>>>
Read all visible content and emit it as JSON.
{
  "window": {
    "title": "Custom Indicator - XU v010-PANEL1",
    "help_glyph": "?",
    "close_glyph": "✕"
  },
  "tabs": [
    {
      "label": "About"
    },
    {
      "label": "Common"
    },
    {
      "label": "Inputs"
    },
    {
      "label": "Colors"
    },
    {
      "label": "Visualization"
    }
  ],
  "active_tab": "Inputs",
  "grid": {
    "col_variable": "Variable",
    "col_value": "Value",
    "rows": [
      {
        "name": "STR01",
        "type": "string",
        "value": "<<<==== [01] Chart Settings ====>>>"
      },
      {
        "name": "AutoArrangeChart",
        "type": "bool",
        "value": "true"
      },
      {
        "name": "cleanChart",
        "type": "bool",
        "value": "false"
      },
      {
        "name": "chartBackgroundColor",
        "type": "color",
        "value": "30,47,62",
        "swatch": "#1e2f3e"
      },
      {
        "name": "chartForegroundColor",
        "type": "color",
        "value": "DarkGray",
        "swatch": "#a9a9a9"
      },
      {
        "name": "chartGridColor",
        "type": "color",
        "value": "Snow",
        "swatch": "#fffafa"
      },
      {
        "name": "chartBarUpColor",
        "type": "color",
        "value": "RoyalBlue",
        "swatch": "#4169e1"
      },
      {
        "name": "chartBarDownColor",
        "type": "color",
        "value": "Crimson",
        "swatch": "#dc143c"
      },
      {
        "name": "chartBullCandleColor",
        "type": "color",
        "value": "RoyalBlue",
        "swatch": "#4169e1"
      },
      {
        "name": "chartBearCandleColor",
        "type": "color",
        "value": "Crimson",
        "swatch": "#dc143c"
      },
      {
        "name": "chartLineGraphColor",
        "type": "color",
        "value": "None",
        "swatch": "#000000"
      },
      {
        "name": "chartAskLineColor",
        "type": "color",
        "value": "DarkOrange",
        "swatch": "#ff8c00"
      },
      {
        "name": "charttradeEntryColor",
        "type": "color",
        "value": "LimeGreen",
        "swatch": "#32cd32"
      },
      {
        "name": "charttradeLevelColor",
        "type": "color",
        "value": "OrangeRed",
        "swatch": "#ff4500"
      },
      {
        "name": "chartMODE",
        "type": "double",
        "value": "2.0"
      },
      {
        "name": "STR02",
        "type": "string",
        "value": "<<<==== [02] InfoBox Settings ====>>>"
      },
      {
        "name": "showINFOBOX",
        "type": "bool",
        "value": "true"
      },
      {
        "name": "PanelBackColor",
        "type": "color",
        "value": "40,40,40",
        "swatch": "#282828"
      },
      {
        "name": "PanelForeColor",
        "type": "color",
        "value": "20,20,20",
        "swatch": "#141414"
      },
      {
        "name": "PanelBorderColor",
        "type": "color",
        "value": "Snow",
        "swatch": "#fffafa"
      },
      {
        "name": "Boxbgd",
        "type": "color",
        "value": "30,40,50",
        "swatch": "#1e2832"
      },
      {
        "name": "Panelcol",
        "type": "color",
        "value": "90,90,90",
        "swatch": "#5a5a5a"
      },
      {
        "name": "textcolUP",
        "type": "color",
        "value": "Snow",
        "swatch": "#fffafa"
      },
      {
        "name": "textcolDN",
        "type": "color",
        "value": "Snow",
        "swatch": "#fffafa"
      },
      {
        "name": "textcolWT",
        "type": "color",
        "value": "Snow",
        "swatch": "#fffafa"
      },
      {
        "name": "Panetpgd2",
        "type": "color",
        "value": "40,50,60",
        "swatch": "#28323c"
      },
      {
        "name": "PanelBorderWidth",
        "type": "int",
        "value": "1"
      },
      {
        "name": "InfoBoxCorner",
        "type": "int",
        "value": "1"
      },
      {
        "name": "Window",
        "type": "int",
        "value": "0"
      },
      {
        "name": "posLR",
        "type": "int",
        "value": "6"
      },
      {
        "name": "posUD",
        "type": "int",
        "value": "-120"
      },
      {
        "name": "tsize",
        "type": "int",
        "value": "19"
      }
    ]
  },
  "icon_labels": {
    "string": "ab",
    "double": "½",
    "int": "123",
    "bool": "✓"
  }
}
<<<
Required task >> Write out all of the records once more, exactly.

Task answer >>
Read all visible content and emit it as JSON.
{
  "window": {
    "title": "Custom Indicator - XU v010-PANEL1",
    "help_glyph": "?",
    "close_glyph": "✕"
  },
  "tabs": [
    {
      "label": "About"
    },
    {
      "label": "Common"
    },
    {
      "label": "Inputs"
    },
    {
      "label": "Colors"
    },
    {
      "label": "Visualization"
    }
  ],
  "active_tab": "Inputs",
  "grid": {
    "col_variable": "Variable",
    "col_value": "Value",
    "rows": [
      {
        "name": "STR01",
        "type": "string",
        "value": "<<<==== [01] Chart Settings ====>>>"
      },
      {
        "name": "AutoArrangeChart",
        "type": "bool",
        "value": "true"
      },
      {
        "name": "cleanChart",
        "type": "bool",
        "value": "false"
      },
      {
        "name": "chartBackgroundColor",
        "type": "color",
        "value": "30,47,62",
        "swatch": "#1e2f3e"
      },
      {
        "name": "chartForegroundColor",
        "type": "color",
        "value": "DarkGray",
        "swatch": "#a9a9a9"
      },
      {
        "name": "chartGridColor",
        "type": "color",
        "value": "Snow",
        "swatch": "#fffafa"
      },
      {
        "name": "chartBarUpColor",
        "type": "color",
        "value": "RoyalBlue",
        "swatch": "#4169e1"
      },
      {
        "name": "chartBarDownColor",
        "type": "color",
        "value": "Crimson",
        "swatch": "#dc143c"
      },
      {
        "name": "chartBullCandleColor",
        "type": "color",
        "value": "RoyalBlue",
        "swatch": "#4169e1"
      },
      {
        "name": "chartBearCandleColor",
        "type": "color",
        "value": "Crimson",
        "swatch": "#dc143c"
      },
      {
        "name": "chartLineGraphColor",
        "type": "color",
        "value": "None",
        "swatch": "#000000"
      },
      {
        "name": "chartAskLineColor",
        "type": "color",
        "value": "DarkOrange",
        "swatch": "#ff8c00"
      },
      {
        "name": "charttradeEntryColor",
        "type": "color",
        "value": "LimeGreen",
        "swatch": "#32cd32"
      },
      {
        "name": "charttradeLevelColor",
        "type": "color",
        "value": "OrangeRed",
        "swatch": "#ff4500"
      },
      {
        "name": "chartMODE",
        "type": "double",
        "value": "2.0"
      },
      {
        "name": "STR02",
        "type": "string",
        "value": "<<<==== [02] InfoBox Settings ====>>>"
      },
      {
        "name": "showINFOBOX",
        "type": "bool",
        "value": "true"
      },
      {
        "name": "PanelBackColor",
        "type": "color",
        "value": "40,40,40",
        "swatch": "#282828"
      },
      {
        "name": "PanelForeColor",
        "type": "color",
        "value": "20,20,20",
        "swatch": "#141414"
      },
      {
        "name": "PanelBorderColor",
        "type": "color",
        "value": "Snow",
        "swatch": "#fffafa"
      },
      {
        "name": "Boxbgd",
        "type": "color",
        "value": "30,40,50",
        "swatch": "#1e2832"
      },
      {
        "name": "Panelcol",
        "type": "color",
        "value": "90,90,90",
        "swatch": "#5a5a5a"
      },
      {
        "name": "textcolUP",
        "type": "color",
        "value": "Snow",
        "swatch": "#fffafa"
      },
      {
        "name": "textcolDN",
        "type": "color",
        "value": "Snow",
        "swatch": "#fffafa"
      },
      {
        "name": "textcolWT",
        "type": "color",
        "value": "Snow",
        "swatch": "#fffafa"
      },
      {
        "name": "Panetpgd2",
        "type": "color",
        "value": "40,50,60",
        "swatch": "#28323c"
      },
      {
        "name": "PanelBorderWidth",
        "type": "int",
        "value": "1"
      },
      {
        "name": "InfoBoxCorner",
        "type": "int",
        "value": "1"
      },
      {
        "name": "Window",
        "type": "int",
        "value": "0"
      },
      {
        "name": "posLR",
        "type": "int",
        "value": "6"
      },
      {
        "name": "posUD",
        "type": "int",
        "value": "-120"
      },
      {
        "name": "tsize",
        "type": "int",
        "value": "19"
      }
    ]
  },
  "icon_labels": {
    "string": "ab",
    "double": "½",
    "int": "123",
    "bool": "✓"
  }
}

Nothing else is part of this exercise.